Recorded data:
........

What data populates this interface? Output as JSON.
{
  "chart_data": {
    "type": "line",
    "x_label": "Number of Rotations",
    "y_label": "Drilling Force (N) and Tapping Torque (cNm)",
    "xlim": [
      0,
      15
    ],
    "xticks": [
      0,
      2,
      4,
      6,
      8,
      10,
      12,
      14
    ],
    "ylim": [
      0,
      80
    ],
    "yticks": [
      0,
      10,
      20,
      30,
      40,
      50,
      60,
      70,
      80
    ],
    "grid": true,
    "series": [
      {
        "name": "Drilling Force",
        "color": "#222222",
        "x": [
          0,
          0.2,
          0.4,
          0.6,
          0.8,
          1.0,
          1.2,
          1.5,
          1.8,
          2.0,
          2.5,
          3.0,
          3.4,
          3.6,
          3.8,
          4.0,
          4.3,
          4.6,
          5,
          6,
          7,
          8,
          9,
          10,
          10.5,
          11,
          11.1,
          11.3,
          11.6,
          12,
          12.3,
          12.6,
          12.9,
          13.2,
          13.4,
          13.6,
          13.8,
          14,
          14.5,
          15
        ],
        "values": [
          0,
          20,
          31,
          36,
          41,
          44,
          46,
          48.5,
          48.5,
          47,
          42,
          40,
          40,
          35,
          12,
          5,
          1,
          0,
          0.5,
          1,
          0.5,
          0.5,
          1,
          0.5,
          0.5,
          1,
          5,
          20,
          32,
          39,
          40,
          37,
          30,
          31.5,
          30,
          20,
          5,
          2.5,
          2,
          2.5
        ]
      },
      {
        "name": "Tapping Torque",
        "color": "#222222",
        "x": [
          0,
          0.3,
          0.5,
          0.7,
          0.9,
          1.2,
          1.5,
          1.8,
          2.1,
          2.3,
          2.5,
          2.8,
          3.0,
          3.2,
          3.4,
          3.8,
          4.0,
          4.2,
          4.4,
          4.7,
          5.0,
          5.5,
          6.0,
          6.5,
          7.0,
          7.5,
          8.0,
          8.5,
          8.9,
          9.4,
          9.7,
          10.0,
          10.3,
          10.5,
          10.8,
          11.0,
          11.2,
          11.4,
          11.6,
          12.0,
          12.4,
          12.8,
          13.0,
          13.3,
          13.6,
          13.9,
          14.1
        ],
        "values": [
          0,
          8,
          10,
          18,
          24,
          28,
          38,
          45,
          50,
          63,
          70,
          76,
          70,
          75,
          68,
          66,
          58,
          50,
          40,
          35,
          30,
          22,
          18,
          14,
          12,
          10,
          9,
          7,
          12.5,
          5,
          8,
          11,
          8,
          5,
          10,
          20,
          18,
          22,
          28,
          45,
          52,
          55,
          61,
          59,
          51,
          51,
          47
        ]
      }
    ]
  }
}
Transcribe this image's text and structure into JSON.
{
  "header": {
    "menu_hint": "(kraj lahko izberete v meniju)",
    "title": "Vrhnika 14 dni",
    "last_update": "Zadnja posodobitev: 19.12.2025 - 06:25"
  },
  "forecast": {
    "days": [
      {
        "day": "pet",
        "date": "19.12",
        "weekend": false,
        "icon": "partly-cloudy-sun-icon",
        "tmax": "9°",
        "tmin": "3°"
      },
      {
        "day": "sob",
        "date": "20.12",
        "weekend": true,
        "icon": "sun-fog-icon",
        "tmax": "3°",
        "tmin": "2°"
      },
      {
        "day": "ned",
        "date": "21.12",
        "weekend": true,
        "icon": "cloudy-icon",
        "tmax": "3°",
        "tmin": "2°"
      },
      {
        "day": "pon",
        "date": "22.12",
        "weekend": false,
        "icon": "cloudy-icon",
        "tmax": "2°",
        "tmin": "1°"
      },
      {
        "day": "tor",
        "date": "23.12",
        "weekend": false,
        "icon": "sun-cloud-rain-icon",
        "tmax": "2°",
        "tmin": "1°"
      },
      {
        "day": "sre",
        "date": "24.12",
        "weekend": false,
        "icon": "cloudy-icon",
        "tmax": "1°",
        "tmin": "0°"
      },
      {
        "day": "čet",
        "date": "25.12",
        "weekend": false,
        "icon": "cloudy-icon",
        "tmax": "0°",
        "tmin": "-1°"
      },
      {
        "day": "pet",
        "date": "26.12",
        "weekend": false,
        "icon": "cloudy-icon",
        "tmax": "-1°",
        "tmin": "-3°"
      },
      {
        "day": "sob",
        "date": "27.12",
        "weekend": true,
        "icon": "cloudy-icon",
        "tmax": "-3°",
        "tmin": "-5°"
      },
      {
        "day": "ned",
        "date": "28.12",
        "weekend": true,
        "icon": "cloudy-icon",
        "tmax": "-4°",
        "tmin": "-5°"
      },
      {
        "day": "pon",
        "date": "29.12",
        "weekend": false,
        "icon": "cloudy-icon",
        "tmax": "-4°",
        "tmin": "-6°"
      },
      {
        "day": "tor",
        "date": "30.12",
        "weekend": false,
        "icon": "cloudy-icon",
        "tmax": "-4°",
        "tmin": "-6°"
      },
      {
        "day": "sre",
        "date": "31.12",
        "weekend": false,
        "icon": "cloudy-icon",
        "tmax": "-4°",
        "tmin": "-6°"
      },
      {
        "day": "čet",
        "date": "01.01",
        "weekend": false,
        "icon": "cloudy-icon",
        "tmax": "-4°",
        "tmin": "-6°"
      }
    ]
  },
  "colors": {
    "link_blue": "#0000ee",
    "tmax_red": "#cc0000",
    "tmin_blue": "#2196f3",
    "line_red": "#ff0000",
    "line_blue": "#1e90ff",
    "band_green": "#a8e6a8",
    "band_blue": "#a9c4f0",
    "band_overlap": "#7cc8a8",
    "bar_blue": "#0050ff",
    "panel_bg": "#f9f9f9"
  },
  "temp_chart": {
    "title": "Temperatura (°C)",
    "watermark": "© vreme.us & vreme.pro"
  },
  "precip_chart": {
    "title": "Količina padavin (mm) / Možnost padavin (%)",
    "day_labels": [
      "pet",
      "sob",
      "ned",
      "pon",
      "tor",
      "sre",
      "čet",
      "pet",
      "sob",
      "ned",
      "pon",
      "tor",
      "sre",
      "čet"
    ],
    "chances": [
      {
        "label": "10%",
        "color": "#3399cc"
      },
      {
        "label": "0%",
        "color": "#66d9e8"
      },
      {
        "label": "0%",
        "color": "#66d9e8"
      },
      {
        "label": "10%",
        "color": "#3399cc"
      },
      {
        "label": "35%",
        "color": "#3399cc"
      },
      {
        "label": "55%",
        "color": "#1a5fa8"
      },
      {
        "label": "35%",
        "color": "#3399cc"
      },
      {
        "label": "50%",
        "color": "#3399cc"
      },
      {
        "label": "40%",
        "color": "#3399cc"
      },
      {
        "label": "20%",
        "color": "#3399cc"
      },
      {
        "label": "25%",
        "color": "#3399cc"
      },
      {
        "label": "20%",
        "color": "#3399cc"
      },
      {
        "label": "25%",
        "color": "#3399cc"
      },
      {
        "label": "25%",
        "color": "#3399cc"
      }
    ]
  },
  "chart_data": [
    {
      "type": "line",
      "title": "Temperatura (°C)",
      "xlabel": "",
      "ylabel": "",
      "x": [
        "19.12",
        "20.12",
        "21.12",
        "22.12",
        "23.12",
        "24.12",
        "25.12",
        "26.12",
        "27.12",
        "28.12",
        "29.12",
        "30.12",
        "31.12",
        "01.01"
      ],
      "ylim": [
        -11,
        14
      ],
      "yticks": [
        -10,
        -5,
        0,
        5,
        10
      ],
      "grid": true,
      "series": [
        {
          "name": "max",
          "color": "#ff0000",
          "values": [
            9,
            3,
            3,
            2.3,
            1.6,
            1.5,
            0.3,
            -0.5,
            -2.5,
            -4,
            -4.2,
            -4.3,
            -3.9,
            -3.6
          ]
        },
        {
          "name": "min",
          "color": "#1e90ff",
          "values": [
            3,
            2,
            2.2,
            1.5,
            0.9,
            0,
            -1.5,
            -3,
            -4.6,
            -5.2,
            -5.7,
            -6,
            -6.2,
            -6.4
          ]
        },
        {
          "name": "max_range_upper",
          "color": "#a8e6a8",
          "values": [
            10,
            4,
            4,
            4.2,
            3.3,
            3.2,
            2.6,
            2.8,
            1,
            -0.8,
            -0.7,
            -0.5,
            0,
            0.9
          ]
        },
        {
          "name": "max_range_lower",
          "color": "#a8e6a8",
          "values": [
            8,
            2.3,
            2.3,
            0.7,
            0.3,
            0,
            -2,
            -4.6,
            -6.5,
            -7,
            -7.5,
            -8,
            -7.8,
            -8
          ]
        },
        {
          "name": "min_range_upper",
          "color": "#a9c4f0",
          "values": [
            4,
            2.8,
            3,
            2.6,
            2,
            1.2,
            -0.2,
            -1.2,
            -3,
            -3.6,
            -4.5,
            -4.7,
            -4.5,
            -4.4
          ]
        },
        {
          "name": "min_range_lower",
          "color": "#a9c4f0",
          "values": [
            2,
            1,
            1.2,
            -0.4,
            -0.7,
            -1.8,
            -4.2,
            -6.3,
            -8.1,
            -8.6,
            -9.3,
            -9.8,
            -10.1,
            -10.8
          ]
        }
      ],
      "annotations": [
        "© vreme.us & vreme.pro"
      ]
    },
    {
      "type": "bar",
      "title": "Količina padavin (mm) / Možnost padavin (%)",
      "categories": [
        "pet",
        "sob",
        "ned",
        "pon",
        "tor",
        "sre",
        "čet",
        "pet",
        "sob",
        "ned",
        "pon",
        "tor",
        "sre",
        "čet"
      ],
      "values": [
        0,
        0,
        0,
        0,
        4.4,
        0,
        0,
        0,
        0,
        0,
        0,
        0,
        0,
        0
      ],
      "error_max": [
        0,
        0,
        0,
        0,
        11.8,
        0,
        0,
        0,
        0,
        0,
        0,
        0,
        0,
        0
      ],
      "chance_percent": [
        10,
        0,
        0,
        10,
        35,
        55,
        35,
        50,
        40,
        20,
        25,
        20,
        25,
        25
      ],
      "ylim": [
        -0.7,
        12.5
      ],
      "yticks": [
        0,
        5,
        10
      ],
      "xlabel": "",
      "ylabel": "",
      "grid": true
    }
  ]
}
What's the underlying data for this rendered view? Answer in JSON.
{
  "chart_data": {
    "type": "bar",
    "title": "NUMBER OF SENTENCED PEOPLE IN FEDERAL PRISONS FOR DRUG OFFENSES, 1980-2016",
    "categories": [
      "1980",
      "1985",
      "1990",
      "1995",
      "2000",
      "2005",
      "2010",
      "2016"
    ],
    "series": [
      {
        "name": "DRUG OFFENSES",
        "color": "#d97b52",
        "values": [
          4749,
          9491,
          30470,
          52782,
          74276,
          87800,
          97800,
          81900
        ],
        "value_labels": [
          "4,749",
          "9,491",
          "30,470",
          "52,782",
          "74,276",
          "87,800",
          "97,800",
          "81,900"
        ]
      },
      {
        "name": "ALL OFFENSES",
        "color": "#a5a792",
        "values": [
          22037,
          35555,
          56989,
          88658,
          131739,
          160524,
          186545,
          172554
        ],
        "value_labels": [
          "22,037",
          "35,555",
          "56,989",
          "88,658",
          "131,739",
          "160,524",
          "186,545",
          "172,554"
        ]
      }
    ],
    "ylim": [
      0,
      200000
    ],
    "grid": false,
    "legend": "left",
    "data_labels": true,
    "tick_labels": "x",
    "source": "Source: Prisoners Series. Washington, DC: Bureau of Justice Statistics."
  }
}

........

Stated task:
Reproduce every line of the listing above in which the string "OFFENSES" appears.

Response:
    "title": "NUMBER OF SENTENCED PEOPLE IN FEDERAL PRISONS FOR DRUG OFFENSES, 1980-2016",
        "name": "DRUG OFFENSES",
        "name": "ALL OFFENSES",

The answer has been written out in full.